DATA SHOWN:

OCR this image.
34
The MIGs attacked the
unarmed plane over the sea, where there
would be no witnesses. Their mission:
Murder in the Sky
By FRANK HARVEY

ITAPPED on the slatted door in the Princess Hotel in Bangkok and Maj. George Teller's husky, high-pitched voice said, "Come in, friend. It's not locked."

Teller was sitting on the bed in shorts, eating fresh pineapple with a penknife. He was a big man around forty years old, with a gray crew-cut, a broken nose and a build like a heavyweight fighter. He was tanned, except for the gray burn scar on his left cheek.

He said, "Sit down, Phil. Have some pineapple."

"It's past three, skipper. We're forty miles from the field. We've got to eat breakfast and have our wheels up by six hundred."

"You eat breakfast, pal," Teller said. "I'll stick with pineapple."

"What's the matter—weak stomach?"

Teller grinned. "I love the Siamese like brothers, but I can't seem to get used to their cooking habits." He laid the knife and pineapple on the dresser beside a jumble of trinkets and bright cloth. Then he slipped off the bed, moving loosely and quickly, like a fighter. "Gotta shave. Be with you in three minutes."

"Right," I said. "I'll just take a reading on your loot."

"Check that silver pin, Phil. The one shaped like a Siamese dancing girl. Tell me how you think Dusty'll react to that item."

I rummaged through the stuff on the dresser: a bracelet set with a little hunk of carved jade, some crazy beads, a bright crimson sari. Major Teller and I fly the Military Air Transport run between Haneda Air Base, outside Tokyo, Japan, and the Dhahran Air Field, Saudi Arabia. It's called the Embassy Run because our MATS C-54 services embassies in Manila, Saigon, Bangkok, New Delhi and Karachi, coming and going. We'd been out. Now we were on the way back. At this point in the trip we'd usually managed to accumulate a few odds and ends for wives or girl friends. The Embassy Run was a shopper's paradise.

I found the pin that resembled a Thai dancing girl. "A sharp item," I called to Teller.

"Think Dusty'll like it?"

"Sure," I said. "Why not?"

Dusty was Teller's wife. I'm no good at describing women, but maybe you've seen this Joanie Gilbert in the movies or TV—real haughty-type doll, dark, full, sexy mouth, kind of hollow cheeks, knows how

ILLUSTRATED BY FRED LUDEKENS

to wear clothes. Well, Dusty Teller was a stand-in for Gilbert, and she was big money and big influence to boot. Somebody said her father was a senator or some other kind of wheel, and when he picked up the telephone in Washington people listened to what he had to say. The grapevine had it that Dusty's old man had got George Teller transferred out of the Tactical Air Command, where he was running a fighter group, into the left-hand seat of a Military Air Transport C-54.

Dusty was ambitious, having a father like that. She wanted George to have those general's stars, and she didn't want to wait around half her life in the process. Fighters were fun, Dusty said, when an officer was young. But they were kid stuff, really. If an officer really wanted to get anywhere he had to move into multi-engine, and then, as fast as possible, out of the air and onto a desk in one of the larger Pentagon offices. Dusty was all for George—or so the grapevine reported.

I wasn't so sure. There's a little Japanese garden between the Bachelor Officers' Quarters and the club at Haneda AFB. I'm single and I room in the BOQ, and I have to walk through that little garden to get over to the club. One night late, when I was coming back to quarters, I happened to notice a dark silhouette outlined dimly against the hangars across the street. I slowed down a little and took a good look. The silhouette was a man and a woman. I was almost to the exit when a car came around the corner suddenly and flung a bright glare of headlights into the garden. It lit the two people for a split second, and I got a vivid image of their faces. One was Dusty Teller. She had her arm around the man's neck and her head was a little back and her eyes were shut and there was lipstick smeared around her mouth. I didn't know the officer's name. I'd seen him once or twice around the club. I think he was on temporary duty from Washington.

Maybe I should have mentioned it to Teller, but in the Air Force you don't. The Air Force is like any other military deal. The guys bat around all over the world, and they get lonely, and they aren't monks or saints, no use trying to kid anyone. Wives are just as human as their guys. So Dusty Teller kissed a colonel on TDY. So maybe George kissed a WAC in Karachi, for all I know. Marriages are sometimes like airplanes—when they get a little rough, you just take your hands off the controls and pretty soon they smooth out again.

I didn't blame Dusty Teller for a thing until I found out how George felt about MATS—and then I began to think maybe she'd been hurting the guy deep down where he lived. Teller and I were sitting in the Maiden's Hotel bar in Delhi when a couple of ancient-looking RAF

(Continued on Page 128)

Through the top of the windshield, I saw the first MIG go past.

EXERCISE AIM:
Output the listing above word for word.

CORRECT ANSWER:
OCR this image.
34
The MIGs attacked the
unarmed plane over the sea, where there
would be no witnesses. Their mission:
Murder in the Sky
By FRANK HARVEY

ITAPPED on the slatted door in the Princess Hotel in Bangkok and Maj. George Teller's husky, high-pitched voice said, "Come in, friend. It's not locked."

Teller was sitting on the bed in shorts, eating fresh pineapple with a penknife. He was a big man around forty years old, with a gray crew-cut, a broken nose and a build like a heavyweight fighter. He was tanned, except for the gray burn scar on his left cheek.

He said, "Sit down, Phil. Have some pineapple."

"It's past three, skipper. We're forty miles from the field. We've got to eat breakfast and have our wheels up by six hundred."

"You eat breakfast, pal," Teller said. "I'll stick with pineapple."

"What's the matter—weak stomach?"

Teller grinned. "I love the Siamese like brothers, but I can't seem to get used to their cooking habits." He laid the knife and pineapple on the dresser beside a jumble of trinkets and bright cloth. Then he slipped off the bed, moving loosely and quickly, like a fighter. "Gotta shave. Be with you in three minutes."

"Right," I said. "I'll just take a reading on your loot."

"Check that silver pin, Phil. The one shaped like a Siamese dancing girl. Tell me how you think Dusty'll react to that item."

I rummaged through the stuff on the dresser: a bracelet set with a little hunk of carved jade, some crazy beads, a bright crimson sari. Major Teller and I fly the Military Air Transport run between Haneda Air Base, outside Tokyo, Japan, and the Dhahran Air Field, Saudi Arabia. It's called the Embassy Run because our MATS C-54 services embassies in Manila, Saigon, Bangkok, New Delhi and Karachi, coming and going. We'd been out. Now we were on the way back. At this point in the trip we'd usually managed to accumulate a few odds and ends for wives or girl friends. The Embassy Run was a shopper's paradise.

I found the pin that resembled a Thai dancing girl. "A sharp item," I called to Teller.

"Think Dusty'll like it?"

"Sure," I said. "Why not?"

Dusty was Teller's wife. I'm no good at describing women, but maybe you've seen this Joanie Gilbert in the movies or TV—real haughty-type doll, dark, full, sexy mouth, kind of hollow cheeks, knows how

ILLUSTRATED BY FRED LUDEKENS

to wear clothes. Well, Dusty Teller was a stand-in for Gilbert, and she was big money and big influence to boot. Somebody said her father was a senator or some other kind of wheel, and when he picked up the telephone in Washington people listened to what he had to say. The grapevine had it that Dusty's old man had got George Teller transferred out of the Tactical Air Command, where he was running a fighter group, into the left-hand seat of a Military Air Transport C-54.

Dusty was ambitious, having a father like that. She wanted George to have those general's stars, and she didn't want to wait around half her life in the process. Fighters were fun, Dusty said, when an officer was young. But they were kid stuff, really. If an officer really wanted to get anywhere he had to move into multi-engine, and then, as fast as possible, out of the air and onto a desk in one of the larger Pentagon offices. Dusty was all for George—or so the grapevine reported.

I wasn't so sure. There's a little Japanese garden between the Bachelor Officers' Quarters and the club at Haneda AFB. I'm single and I room in the BOQ, and I have to walk through that little garden to get over to the club. One night late, when I was coming back to quarters, I happened to notice a dark silhouette outlined dimly against the hangars across the street. I slowed down a little and took a good look. The silhouette was a man and a woman. I was almost to the exit when a car came around the corner suddenly and flung a bright glare of headlights into the garden. It lit the two people for a split second, and I got a vivid image of their faces. One was Dusty Teller. She had her arm around the man's neck and her head was a little back and her eyes were shut and there was lipstick smeared around her mouth. I didn't know the officer's name. I'd seen him once or twice around the club. I think he was on temporary duty from Washington.

Maybe I should have mentioned it to Teller, but in the Air Force you don't. The Air Force is like any other military deal. The guys bat around all over the world, and they get lonely, and they aren't monks or saints, no use trying to kid anyone. Wives are just as human as their guys. So Dusty Teller kissed a colonel on TDY. So maybe George kissed a WAC in Karachi, for all I know. Marriages are sometimes like airplanes—when they get a little rough, you just take your hands off the controls and pretty soon they smooth out again.

I didn't blame Dusty Teller for a thing until I found out how George felt about MATS—and then I began to think maybe she'd been hurting the guy deep down where he lived. Teller and I were sitting in the Maiden's Hotel bar in Delhi when a couple of ancient-looking RAF

(Continued on Page 128)

Through the top of the windshield, I saw the first MIG go past.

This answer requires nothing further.